> _PROVIDED DATA_
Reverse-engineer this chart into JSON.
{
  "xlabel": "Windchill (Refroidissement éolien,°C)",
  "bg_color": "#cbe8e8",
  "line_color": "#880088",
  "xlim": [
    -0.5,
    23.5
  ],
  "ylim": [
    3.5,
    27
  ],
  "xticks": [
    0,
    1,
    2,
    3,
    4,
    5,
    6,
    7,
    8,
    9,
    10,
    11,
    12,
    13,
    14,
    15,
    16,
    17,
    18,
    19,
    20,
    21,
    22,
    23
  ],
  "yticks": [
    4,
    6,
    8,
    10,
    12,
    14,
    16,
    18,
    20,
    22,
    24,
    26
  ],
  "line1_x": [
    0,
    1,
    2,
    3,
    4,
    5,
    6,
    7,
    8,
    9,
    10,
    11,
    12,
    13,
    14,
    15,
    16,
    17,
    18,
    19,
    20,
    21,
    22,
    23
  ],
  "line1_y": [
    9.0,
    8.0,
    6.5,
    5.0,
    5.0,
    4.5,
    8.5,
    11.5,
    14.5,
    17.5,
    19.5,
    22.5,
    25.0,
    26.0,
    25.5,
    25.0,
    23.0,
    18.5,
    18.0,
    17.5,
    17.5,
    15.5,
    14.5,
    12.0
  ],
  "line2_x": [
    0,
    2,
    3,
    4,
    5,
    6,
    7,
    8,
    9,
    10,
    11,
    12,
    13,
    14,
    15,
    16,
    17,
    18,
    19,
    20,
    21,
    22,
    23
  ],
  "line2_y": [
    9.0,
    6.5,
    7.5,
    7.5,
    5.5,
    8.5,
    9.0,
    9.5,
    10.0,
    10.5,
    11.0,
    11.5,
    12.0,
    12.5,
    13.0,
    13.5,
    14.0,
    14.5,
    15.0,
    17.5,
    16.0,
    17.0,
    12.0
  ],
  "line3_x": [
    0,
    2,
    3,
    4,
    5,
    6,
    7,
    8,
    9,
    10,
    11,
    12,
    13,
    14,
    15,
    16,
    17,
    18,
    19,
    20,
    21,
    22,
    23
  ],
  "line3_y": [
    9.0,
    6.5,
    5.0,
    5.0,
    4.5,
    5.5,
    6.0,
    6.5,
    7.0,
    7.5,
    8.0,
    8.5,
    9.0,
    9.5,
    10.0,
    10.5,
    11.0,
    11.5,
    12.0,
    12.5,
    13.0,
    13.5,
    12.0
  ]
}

> _TASK DETAILS_
Print the records above exactly as they appear.

> _SOLUTION TO THIS PROBLEM_
Reverse-engineer this chart into JSON.
{
  "xlabel": "Windchill (Refroidissement éolien,°C)",
  "bg_color": "#cbe8e8",
  "line_color": "#880088",
  "xlim": [
    -0.5,
    23.5
  ],
  "ylim": [
    3.5,
    27
  ],
  "xticks": [
    0,
    1,
    2,
    3,
    4,
    5,
    6,
    7,
    8,
    9,
    10,
    11,
    12,
    13,
    14,
    15,
    16,
    17,
    18,
    19,
    20,
    21,
    22,
    23
  ],
  "yticks": [
    4,
    6,
    8,
    10,
    12,
    14,
    16,
    18,
    20,
    22,
    24,
    26
  ],
  "line1_x": [
    0,
    1,
    2,
    3,
    4,
    5,
    6,
    7,
    8,
    9,
    10,
    11,
    12,
    13,
    14,
    15,
    16,
    17,
    18,
    19,
    20,
    21,
    22,
    23
  ],
  "line1_y": [
    9.0,
    8.0,
    6.5,
    5.0,
    5.0,
    4.5,
    8.5,
    11.5,
    14.5,
    17.5,
    19.5,
    22.5,
    25.0,
    26.0,
    25.5,
    25.0,
    23.0,
    18.5,
    18.0,
    17.5,
    17.5,
    15.5,
    14.5,
    12.0
  ],
  "line2_x": [
    0,
    2,
    3,
    4,
    5,
    6,
    7,
    8,
    9,
    10,
    11,
    12,
    13,
    14,
    15,
    16,
    17,
    18,
    19,
    20,
    21,
    22,
    23
  ],
  "line2_y": [
    9.0,
    6.5,
    7.5,
    7.5,
    5.5,
    8.5,
    9.0,
    9.5,
    10.0,
    10.5,
    11.0,
    11.5,
    12.0,
    12.5,
    13.0,
    13.5,
    14.0,
    14.5,
    15.0,
    17.5,
    16.0,
    17.0,
    12.0
  ],
  "line3_x": [
    0,
    2,
    3,
    4,
    5,
    6,
    7,
    8,
    9,
    10,
    11,
    12,
    13,
    14,
    15,
    16,
    17,
    18,
    19,
    20,
    21,
    22,
    23
  ],
  "line3_y": [
    9.0,
    6.5,
    5.0,
    5.0,
    4.5,
    5.5,
    6.0,
    6.5,
    7.0,
    7.5,
    8.0,
    8.5,
    9.0,
    9.5,
    10.0,
    10.5,
    11.0,
    11.5,
    12.0,
    12.5,
    13.0,
    13.5,
    12.0
  ]
}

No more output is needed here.